Stated goal: Reproduce the lines below verbatim, from the start of the records through the line containing "- bus-stop-icon[interactable]: [259, 402, 268, 412]", both ends included.

Recorded information:
__________

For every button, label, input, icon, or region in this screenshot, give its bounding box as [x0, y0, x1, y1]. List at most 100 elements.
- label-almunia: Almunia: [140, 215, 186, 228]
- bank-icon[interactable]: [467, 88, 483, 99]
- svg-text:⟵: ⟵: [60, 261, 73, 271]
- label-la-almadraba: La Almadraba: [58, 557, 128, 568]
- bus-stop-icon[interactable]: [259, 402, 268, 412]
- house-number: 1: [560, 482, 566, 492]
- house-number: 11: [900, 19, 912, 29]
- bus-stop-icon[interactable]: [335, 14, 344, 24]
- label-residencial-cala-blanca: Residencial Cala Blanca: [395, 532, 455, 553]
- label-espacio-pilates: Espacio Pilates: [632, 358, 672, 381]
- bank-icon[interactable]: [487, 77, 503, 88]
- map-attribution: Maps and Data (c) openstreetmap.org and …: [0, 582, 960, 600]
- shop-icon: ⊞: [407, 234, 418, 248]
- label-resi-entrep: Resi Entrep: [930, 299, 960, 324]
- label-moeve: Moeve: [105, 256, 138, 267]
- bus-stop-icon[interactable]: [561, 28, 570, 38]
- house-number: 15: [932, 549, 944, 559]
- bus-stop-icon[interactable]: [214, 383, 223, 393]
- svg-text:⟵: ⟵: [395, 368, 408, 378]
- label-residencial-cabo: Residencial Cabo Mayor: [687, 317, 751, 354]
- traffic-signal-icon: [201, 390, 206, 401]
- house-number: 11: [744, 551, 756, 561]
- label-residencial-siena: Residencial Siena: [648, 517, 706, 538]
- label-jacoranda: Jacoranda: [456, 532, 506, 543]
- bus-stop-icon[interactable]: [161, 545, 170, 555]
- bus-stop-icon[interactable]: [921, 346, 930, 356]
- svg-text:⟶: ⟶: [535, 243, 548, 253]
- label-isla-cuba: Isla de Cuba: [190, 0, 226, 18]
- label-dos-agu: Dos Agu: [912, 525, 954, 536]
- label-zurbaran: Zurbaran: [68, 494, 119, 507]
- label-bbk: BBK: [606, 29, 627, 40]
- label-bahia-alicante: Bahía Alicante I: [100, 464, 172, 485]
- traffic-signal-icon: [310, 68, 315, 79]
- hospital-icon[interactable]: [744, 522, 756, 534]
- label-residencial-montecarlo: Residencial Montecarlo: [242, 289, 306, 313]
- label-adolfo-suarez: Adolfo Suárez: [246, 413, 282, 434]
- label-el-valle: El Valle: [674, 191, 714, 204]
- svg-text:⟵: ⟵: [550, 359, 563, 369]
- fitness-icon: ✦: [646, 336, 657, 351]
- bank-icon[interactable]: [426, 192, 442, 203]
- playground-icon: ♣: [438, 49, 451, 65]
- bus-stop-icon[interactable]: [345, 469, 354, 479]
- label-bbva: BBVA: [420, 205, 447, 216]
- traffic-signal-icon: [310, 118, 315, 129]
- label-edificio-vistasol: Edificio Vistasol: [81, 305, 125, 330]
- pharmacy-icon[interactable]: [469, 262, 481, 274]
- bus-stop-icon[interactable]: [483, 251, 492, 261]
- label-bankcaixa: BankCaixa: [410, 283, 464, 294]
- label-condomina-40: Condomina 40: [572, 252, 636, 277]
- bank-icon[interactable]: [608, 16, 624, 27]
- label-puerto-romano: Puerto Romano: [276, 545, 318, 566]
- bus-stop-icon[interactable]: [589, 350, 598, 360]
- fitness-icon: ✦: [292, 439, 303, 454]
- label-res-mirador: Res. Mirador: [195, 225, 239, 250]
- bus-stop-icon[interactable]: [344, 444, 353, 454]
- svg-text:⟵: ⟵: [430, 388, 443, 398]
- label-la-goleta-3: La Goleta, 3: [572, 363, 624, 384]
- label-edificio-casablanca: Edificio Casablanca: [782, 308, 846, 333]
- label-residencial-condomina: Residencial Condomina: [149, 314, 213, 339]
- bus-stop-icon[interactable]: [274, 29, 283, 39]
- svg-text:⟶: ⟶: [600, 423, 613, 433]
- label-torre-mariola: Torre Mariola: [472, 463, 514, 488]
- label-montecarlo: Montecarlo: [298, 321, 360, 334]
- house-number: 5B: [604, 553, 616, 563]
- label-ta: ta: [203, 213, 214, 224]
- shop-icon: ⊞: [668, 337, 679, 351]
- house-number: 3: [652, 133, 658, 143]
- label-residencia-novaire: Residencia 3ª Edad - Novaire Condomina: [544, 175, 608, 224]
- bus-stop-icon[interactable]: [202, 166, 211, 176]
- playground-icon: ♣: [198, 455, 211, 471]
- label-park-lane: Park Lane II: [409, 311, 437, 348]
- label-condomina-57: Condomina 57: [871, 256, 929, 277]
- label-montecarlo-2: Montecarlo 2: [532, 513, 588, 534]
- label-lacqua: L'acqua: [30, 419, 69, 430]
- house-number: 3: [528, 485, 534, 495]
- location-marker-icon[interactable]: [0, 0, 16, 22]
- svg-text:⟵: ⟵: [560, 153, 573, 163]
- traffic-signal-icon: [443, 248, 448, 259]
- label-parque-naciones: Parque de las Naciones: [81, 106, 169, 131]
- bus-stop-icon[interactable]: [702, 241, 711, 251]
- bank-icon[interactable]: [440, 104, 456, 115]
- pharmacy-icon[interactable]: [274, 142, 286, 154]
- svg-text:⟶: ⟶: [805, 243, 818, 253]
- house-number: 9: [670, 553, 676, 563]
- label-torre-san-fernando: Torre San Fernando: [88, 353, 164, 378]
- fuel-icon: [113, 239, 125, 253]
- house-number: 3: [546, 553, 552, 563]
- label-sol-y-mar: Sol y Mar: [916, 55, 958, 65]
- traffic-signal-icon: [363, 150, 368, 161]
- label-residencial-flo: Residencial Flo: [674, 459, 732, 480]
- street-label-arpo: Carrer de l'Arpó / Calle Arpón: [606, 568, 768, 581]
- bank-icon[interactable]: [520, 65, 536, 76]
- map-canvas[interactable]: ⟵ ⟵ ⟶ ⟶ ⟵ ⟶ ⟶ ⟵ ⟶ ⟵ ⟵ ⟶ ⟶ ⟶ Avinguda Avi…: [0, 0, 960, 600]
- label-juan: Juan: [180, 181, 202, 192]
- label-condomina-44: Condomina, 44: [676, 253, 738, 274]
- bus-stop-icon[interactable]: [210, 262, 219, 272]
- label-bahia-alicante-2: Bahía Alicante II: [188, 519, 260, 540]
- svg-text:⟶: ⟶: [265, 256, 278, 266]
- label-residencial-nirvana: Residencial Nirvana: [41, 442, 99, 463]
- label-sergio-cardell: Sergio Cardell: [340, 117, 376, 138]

__________

Correct response:
For every button, label, input, icon, or region in this screenshot, give its bounding box as [x0, y0, x1, y1]. List at most 100 elements.
- label-almunia: Almunia: [140, 215, 186, 228]
- bank-icon[interactable]: [467, 88, 483, 99]
- svg-text:⟵: ⟵: [60, 261, 73, 271]
- label-la-almadraba: La Almadraba: [58, 557, 128, 568]
- bus-stop-icon[interactable]: [259, 402, 268, 412]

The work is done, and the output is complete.